Directions for this task => Quote all entries in full, exactly.

Dataset records =>
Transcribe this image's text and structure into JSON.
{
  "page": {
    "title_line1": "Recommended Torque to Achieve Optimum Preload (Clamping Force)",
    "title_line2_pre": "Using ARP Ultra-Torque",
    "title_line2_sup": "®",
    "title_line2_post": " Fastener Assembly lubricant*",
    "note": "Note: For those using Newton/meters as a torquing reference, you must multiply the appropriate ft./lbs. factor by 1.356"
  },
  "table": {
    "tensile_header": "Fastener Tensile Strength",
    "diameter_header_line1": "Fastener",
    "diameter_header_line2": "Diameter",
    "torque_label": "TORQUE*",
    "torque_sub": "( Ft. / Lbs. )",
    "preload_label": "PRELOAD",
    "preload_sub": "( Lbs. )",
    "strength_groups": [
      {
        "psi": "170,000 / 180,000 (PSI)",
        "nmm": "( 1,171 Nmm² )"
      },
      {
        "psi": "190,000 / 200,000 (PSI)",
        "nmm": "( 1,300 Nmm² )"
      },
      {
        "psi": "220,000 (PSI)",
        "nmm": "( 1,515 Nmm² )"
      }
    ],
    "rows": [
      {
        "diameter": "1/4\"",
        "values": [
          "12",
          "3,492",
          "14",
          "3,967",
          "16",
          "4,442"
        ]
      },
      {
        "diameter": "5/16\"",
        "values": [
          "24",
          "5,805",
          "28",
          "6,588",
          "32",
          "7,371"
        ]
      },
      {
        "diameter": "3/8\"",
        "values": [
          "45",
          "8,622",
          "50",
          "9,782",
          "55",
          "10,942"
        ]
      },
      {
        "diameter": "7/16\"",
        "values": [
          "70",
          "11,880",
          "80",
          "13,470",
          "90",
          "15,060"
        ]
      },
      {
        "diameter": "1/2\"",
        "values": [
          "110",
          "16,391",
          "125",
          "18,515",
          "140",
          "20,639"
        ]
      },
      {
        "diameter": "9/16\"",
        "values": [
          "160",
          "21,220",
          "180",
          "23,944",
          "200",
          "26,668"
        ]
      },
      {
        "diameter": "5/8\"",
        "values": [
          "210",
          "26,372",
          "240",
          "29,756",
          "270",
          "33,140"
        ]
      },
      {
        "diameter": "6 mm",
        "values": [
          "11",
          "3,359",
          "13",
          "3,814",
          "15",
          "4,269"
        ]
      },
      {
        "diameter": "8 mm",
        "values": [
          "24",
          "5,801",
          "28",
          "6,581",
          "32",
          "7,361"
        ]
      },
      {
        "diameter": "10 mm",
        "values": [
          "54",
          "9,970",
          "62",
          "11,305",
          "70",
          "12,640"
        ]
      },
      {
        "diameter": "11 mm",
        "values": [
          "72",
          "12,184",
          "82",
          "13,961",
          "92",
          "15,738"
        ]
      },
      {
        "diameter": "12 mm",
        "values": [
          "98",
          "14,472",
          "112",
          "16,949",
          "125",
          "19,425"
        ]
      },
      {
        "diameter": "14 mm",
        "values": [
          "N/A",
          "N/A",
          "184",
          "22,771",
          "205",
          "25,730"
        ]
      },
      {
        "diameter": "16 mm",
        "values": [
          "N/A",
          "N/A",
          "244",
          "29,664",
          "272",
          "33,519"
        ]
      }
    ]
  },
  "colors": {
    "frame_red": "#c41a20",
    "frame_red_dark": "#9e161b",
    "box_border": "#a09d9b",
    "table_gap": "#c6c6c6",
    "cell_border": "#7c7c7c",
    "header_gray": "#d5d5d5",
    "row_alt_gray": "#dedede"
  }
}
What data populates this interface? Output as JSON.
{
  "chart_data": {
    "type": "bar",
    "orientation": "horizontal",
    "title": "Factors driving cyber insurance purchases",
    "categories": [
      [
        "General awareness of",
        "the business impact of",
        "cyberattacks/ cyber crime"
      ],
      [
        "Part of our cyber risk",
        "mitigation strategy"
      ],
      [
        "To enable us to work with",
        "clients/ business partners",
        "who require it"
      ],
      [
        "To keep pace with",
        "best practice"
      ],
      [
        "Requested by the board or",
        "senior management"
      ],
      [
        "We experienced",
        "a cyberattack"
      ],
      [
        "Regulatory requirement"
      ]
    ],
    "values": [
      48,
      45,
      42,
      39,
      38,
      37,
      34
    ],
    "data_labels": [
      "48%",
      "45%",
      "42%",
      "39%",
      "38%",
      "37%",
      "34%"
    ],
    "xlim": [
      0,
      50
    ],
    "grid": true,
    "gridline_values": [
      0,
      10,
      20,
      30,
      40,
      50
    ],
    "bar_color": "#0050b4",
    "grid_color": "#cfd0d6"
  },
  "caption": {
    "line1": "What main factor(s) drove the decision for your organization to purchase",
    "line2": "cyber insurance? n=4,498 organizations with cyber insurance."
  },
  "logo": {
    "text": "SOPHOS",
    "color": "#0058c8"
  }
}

Answer to the task =>
Transcribe this image's text and structure into JSON.
{
  "page": {
    "title_line1": "Recommended Torque to Achieve Optimum Preload (Clamping Force)",
    "title_line2_pre": "Using ARP Ultra-Torque",
    "title_line2_sup": "®",
    "title_line2_post": " Fastener Assembly lubricant*",
    "note": "Note: For those using Newton/meters as a torquing reference, you must multiply the appropriate ft./lbs. factor by 1.356"
  },
  "table": {
    "tensile_header": "Fastener Tensile Strength",
    "diameter_header_line1": "Fastener",
    "diameter_header_line2": "Diameter",
    "torque_label": "TORQUE*",
    "torque_sub": "( Ft. / Lbs. )",
    "preload_label": "PRELOAD",
    "preload_sub": "( Lbs. )",
    "strength_groups": [
      {
        "psi": "170,000 / 180,000 (PSI)",
        "nmm": "( 1,171 Nmm² )"
      },
      {
        "psi": "190,000 / 200,000 (PSI)",
        "nmm": "( 1,300 Nmm² )"
      },
      {
        "psi": "220,000 (PSI)",
        "nmm": "( 1,515 Nmm² )"
      }
    ],
    "rows": [
      {
        "diameter": "1/4\"",
        "values": [
          "12",
          "3,492",
          "14",
          "3,967",
          "16",
          "4,442"
        ]
      },
      {
        "diameter": "5/16\"",
        "values": [
          "24",
          "5,805",
          "28",
          "6,588",
          "32",
          "7,371"
        ]
      },
      {
        "diameter": "3/8\"",
        "values": [
          "45",
          "8,622",
          "50",
          "9,782",
          "55",
          "10,942"
        ]
      },
      {
        "diameter": "7/16\"",
        "values": [
          "70",
          "11,880",
          "80",
          "13,470",
          "90",
          "15,060"
        ]
      },
      {
        "diameter": "1/2\"",
        "values": [
          "110",
          "16,391",
          "125",
          "18,515",
          "140",
          "20,639"
        ]
      },
      {
        "diameter": "9/16\"",
        "values": [
          "160",
          "21,220",
          "180",
          "23,944",
          "200",
          "26,668"
        ]
      },
      {
        "diameter": "5/8\"",
        "values": [
          "210",
          "26,372",
          "240",
          "29,756",
          "270",
          "33,140"
        ]
      },
      {
        "diameter": "6 mm",
        "values": [
          "11",
          "3,359",
          "13",
          "3,814",
          "15",
          "4,269"
        ]
      },
      {
        "diameter": "8 mm",
        "values": [
          "24",
          "5,801",
          "28",
          "6,581",
          "32",
          "7,361"
        ]
      },
      {
        "diameter": "10 mm",
        "values": [
          "54",
          "9,970",
          "62",
          "11,305",
          "70",
          "12,640"
        ]
      },
      {
        "diameter": "11 mm",
        "values": [
          "72",
          "12,184",
          "82",
          "13,961",
          "92",
          "15,738"
        ]
      },
      {
        "diameter": "12 mm",
        "values": [
          "98",
          "14,472",
          "112",
          "16,949",
          "125",
          "19,425"
        ]
      },
      {
        "diameter": "14 mm",
        "values": [
          "N/A",
          "N/A",
          "184",
          "22,771",
          "205",
          "25,730"
        ]
      },
      {
        "diameter": "16 mm",
        "values": [
          "N/A",
          "N/A",
          "244",
          "29,664",
          "272",
          "33,519"
        ]
      }
    ]
  },
  "colors": {
    "frame_red": "#c41a20",
    "frame_red_dark": "#9e161b",
    "box_border": "#a09d9b",
    "table_gap": "#c6c6c6",
    "cell_border": "#7c7c7c",
    "header_gray": "#d5d5d5",
    "row_alt_gray": "#dedede"
  }
}
What data populates this interface? Output as JSON.
{
  "chart_data": {
    "type": "bar",
    "orientation": "horizontal",
    "title": "Factors driving cyber insurance purchases",
    "categories": [
      [
        "General awareness of",
        "the business impact of",
        "cyberattacks/ cyber crime"
      ],
      [
        "Part of our cyber risk",
        "mitigation strategy"
      ],
      [
        "To enable us to work with",
        "clients/ business partners",
        "who require it"
      ],
      [
        "To keep pace with",
        "best practice"
      ],
      [
        "Requested by the board or",
        "senior management"
      ],
      [
        "We experienced",
        "a cyberattack"
      ],
      [
        "Regulatory requirement"
      ]
    ],
    "values": [
      48,
      45,
      42,
      39,
      38,
      37,
      34
    ],
    "data_labels": [
      "48%",
      "45%",
      "42%",
      "39%",
      "38%",
      "37%",
      "34%"
    ],
    "xlim": [
      0,
      50
    ],
    "grid": true,
    "gridline_values": [
      0,
      10,
      20,
      30,
      40,
      50
    ],
    "bar_color": "#0050b4",
    "grid_color": "#cfd0d6"
  },
  "caption": {
    "line1": "What main factor(s) drove the decision for your organization to purchase",
    "line2": "cyber insurance? n=4,498 organizations with cyber insurance."
  },
  "logo": {
    "text": "SOPHOS",
    "color": "#0058c8"
  }
}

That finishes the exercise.